The exercise »
Repeat the material exactly, leaving nothing out.

---- Exercise inputs

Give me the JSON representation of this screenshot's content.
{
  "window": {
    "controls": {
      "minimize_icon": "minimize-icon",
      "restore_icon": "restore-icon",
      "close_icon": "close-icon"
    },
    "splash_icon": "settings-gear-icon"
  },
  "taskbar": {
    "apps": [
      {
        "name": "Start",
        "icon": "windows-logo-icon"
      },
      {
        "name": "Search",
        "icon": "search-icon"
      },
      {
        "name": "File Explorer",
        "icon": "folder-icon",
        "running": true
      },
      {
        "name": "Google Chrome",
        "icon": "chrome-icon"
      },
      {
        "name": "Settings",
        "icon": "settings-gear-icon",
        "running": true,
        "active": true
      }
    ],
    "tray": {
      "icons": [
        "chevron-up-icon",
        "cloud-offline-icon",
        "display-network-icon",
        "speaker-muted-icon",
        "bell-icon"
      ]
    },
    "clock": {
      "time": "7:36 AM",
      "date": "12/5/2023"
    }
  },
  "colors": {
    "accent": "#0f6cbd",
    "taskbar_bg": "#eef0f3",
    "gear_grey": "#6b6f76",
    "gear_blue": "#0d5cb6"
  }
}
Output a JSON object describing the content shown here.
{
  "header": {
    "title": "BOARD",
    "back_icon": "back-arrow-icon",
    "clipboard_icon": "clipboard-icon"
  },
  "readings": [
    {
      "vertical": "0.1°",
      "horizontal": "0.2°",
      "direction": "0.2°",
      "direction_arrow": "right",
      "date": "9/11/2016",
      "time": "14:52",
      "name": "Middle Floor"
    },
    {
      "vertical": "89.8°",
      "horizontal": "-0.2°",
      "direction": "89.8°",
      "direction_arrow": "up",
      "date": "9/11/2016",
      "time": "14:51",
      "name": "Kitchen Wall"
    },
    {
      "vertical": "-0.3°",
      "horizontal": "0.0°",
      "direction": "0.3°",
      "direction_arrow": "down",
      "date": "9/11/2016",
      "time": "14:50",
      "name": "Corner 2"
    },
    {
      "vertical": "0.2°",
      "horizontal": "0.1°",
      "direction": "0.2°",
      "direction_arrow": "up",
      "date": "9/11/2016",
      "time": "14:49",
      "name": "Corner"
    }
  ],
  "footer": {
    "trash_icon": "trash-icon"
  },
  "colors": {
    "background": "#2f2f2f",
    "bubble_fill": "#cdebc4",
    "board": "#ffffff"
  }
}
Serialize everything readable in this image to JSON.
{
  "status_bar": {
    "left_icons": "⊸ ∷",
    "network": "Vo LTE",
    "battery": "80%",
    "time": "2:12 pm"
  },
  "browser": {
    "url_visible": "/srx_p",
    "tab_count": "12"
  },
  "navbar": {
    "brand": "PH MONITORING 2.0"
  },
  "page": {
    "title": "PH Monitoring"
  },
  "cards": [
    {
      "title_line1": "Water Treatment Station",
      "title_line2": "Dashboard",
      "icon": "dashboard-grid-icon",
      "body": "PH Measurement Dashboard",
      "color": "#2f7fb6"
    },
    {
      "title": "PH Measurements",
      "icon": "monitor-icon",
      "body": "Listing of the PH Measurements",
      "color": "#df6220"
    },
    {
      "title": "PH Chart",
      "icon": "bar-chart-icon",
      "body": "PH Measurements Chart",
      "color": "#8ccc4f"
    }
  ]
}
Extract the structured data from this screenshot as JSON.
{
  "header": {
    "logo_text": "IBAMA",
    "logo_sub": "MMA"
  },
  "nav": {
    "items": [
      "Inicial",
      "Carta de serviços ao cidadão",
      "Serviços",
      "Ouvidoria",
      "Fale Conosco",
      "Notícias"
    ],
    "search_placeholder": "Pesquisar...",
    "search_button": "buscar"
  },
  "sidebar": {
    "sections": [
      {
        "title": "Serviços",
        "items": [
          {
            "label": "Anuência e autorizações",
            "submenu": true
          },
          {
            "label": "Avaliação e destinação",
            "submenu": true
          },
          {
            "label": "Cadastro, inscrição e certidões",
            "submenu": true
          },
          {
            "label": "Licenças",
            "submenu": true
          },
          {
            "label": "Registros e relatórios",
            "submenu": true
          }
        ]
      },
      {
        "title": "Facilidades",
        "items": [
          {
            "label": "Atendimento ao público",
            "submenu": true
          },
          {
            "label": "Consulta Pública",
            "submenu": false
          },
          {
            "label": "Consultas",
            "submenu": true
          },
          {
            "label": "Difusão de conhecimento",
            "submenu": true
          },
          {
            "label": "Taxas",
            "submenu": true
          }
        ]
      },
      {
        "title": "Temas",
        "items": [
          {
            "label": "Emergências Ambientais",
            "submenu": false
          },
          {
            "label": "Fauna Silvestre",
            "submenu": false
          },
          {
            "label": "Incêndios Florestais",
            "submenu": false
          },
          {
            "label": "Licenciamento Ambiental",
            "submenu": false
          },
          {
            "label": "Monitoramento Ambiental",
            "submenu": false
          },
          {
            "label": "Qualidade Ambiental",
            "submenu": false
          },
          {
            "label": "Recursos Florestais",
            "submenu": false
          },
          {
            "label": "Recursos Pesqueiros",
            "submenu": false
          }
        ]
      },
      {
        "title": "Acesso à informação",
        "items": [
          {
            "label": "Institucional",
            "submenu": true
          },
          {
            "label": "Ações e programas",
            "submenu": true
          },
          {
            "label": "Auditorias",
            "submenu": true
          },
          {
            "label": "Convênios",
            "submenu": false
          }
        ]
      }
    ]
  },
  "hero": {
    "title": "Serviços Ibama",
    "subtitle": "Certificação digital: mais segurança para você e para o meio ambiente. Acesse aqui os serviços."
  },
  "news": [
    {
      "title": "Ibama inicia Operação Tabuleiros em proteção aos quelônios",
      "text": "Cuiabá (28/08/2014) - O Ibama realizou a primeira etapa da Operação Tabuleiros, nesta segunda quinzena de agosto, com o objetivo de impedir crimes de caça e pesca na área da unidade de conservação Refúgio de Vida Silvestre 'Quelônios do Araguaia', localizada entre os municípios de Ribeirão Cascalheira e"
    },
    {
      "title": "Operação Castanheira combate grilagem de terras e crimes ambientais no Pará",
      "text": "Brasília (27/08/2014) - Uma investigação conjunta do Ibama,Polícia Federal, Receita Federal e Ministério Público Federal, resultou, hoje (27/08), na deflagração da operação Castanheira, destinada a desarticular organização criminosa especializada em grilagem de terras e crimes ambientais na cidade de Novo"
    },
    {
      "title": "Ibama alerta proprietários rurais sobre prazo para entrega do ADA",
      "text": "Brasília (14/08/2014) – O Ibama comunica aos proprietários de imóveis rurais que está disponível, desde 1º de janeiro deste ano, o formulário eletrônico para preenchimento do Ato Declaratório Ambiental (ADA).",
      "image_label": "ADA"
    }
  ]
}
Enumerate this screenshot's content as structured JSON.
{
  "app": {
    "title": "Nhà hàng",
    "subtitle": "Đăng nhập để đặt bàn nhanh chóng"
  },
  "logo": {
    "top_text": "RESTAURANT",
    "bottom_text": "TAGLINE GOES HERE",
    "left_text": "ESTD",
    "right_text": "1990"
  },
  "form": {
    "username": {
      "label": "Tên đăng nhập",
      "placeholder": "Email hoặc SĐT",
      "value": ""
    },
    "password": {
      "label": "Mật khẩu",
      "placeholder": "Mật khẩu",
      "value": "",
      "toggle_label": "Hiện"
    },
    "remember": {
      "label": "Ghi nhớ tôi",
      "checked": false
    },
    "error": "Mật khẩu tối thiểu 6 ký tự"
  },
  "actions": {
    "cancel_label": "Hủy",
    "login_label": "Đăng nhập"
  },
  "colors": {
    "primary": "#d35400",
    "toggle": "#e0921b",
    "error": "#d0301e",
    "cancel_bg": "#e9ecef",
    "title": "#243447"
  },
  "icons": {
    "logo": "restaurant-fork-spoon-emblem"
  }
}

--------

Task response »
Give me the JSON representation of this screenshot's content.
{
  "window": {
    "controls": {
      "minimize_icon": "minimize-icon",
      "restore_icon": "restore-icon",
      "close_icon": "close-icon"
    },
    "splash_icon": "settings-gear-icon"
  },
  "taskbar": {
    "apps": [
      {
        "name": "Start",
        "icon": "windows-logo-icon"
      },
      {
        "name": "Search",
        "icon": "search-icon"
      },
      {
        "name": "File Explorer",
        "icon": "folder-icon",
        "running": true
      },
      {
        "name": "Google Chrome",
        "icon": "chrome-icon"
      },
      {
        "name": "Settings",
        "icon": "settings-gear-icon",
        "running": true,
        "active": true
      }
    ],
    "tray": {
      "icons": [
        "chevron-up-icon",
        "cloud-offline-icon",
        "display-network-icon",
        "speaker-muted-icon",
        "bell-icon"
      ]
    },
    "clock": {
      "time": "7:36 AM",
      "date": "12/5/2023"
    }
  },
  "colors": {
    "accent": "#0f6cbd",
    "taskbar_bg": "#eef0f3",
    "gear_grey": "#6b6f76",
    "gear_blue": "#0d5cb6"
  }
}
Output a JSON object describing the content shown here.
{
  "header": {
    "title": "BOARD",
    "back_icon": "back-arrow-icon",
    "clipboard_icon": "clipboard-icon"
  },
  "readings": [
    {
      "vertical": "0.1°",
      "horizontal": "0.2°",
      "direction": "0.2°",
      "direction_arrow": "right",
      "date": "9/11/2016",
      "time": "14:52",
      "name": "Middle Floor"
    },
    {
      "vertical": "89.8°",
      "horizontal": "-0.2°",
      "direction": "89.8°",
      "direction_arrow": "up",
      "date": "9/11/2016",
      "time": "14:51",
      "name": "Kitchen Wall"
    },
    {
      "vertical": "-0.3°",
      "horizontal": "0.0°",
      "direction": "0.3°",
      "direction_arrow": "down",
      "date": "9/11/2016",
      "time": "14:50",
      "name": "Corner 2"
    },
    {
      "vertical": "0.2°",
      "horizontal": "0.1°",
      "direction": "0.2°",
      "direction_arrow": "up",
      "date": "9/11/2016",
      "time": "14:49",
      "name": "Corner"
    }
  ],
  "footer": {
    "trash_icon": "trash-icon"
  },
  "colors": {
    "background": "#2f2f2f",
    "bubble_fill": "#cdebc4",
    "board": "#ffffff"
  }
}
Serialize everything readable in this image to JSON.
{
  "status_bar": {
    "left_icons": "⊸ ∷",
    "network": "Vo LTE",
    "battery": "80%",
    "time": "2:12 pm"
  },
  "browser": {
    "url_visible": "/srx_p",
    "tab_count": "12"
  },
  "navbar": {
    "brand": "PH MONITORING 2.0"
  },
  "page": {
    "title": "PH Monitoring"
  },
  "cards": [
    {
      "title_line1": "Water Treatment Station",
      "title_line2": "Dashboard",
      "icon": "dashboard-grid-icon",
      "body": "PH Measurement Dashboard",
      "color": "#2f7fb6"
    },
    {
      "title": "PH Measurements",
      "icon": "monitor-icon",
      "body": "Listing of the PH Measurements",
      "color": "#df6220"
    },
    {
      "title": "PH Chart",
      "icon": "bar-chart-icon",
      "body": "PH Measurements Chart",
      "color": "#8ccc4f"
    }
  ]
}
Extract the structured data from this screenshot as JSON.
{
  "header": {
    "logo_text": "IBAMA",
    "logo_sub": "MMA"
  },
  "nav": {
    "items": [
      "Inicial",
      "Carta de serviços ao cidadão",
      "Serviços",
      "Ouvidoria",
      "Fale Conosco",
      "Notícias"
    ],
    "search_placeholder": "Pesquisar...",
    "search_button": "buscar"
  },
  "sidebar": {
    "sections": [
      {
        "title": "Serviços",
        "items": [
          {
            "label": "Anuência e autorizações",
            "submenu": true
          },
          {
            "label": "Avaliação e destinação",
            "submenu": true
          },
          {
            "label": "Cadastro, inscrição e certidões",
            "submenu": true
          },
          {
            "label": "Licenças",
            "submenu": true
          },
          {
            "label": "Registros e relatórios",
            "submenu": true
          }
        ]
      },
      {
        "title": "Facilidades",
        "items": [
          {
            "label": "Atendimento ao público",
            "submenu": true
          },
          {
            "label": "Consulta Pública",
            "submenu": false
          },
          {
            "label": "Consultas",
            "submenu": true
          },
          {
            "label": "Difusão de conhecimento",
            "submenu": true
          },
          {
            "label": "Taxas",
            "submenu": true
          }
        ]
      },
      {
        "title": "Temas",
        "items": [
          {
            "label": "Emergências Ambientais",
            "submenu": false
          },
          {
            "label": "Fauna Silvestre",
            "submenu": false
          },
          {
            "label": "Incêndios Florestais",
            "submenu": false
          },
          {
            "label": "Licenciamento Ambiental",
            "submenu": false
          },
          {
            "label": "Monitoramento Ambiental",
            "submenu": false
          },
          {
            "label": "Qualidade Ambiental",
            "submenu": false
          },
          {
            "label": "Recursos Florestais",
            "submenu": false
          },
          {
            "label": "Recursos Pesqueiros",
            "submenu": false
          }
        ]
      },
      {
        "title": "Acesso à informação",
        "items": [
          {
            "label": "Institucional",
            "submenu": true
          },
          {
            "label": "Ações e programas",
            "submenu": true
          },
          {
            "label": "Auditorias",
            "submenu": true
          },
          {
            "label": "Convênios",
            "submenu": false
          }
        ]
      }
    ]
  },
  "hero": {
    "title": "Serviços Ibama",
    "subtitle": "Certificação digital: mais segurança para você e para o meio ambiente. Acesse aqui os serviços."
  },
  "news": [
    {
      "title": "Ibama inicia Operação Tabuleiros em proteção aos quelônios",
      "text": "Cuiabá (28/08/2014) - O Ibama realizou a primeira etapa da Operação Tabuleiros, nesta segunda quinzena de agosto, com o objetivo de impedir crimes de caça e pesca na área da unidade de conservação Refúgio de Vida Silvestre 'Quelônios do Araguaia', localizada entre os municípios de Ribeirão Cascalheira e"
    },
    {
      "title": "Operação Castanheira combate grilagem de terras e crimes ambientais no Pará",
      "text": "Brasília (27/08/2014) - Uma investigação conjunta do Ibama,Polícia Federal, Receita Federal e Ministério Público Federal, resultou, hoje (27/08), na deflagração da operação Castanheira, destinada a desarticular organização criminosa especializada em grilagem de terras e crimes ambientais na cidade de Novo"
    },
    {
      "title": "Ibama alerta proprietários rurais sobre prazo para entrega do ADA",
      "text": "Brasília (14/08/2014) – O Ibama comunica aos proprietários de imóveis rurais que está disponível, desde 1º de janeiro deste ano, o formulário eletrônico para preenchimento do Ato Declaratório Ambiental (ADA).",
      "image_label": "ADA"
    }
  ]
}
Enumerate this screenshot's content as structured JSON.
{
  "app": {
    "title": "Nhà hàng",
    "subtitle": "Đăng nhập để đặt bàn nhanh chóng"
  },
  "logo": {
    "top_text": "RESTAURANT",
    "bottom_text": "TAGLINE GOES HERE",
    "left_text": "ESTD",
    "right_text": "1990"
  },
  "form": {
    "username": {
      "label": "Tên đăng nhập",
      "placeholder": "Email hoặc SĐT",
      "value": ""
    },
    "password": {
      "label": "Mật khẩu",
      "placeholder": "Mật khẩu",
      "value": "",
      "toggle_label": "Hiện"
    },
    "remember": {
      "label": "Ghi nhớ tôi",
      "checked": false
    },
    "error": "Mật khẩu tối thiểu 6 ký tự"
  },
  "actions": {
    "cancel_label": "Hủy",
    "login_label": "Đăng nhập"
  },
  "colors": {
    "primary": "#d35400",
    "toggle": "#e0921b",
    "error": "#d0301e",
    "cancel_bg": "#e9ecef",
    "title": "#243447"
  },
  "icons": {
    "logo": "restaurant-fork-spoon-emblem"
  }
}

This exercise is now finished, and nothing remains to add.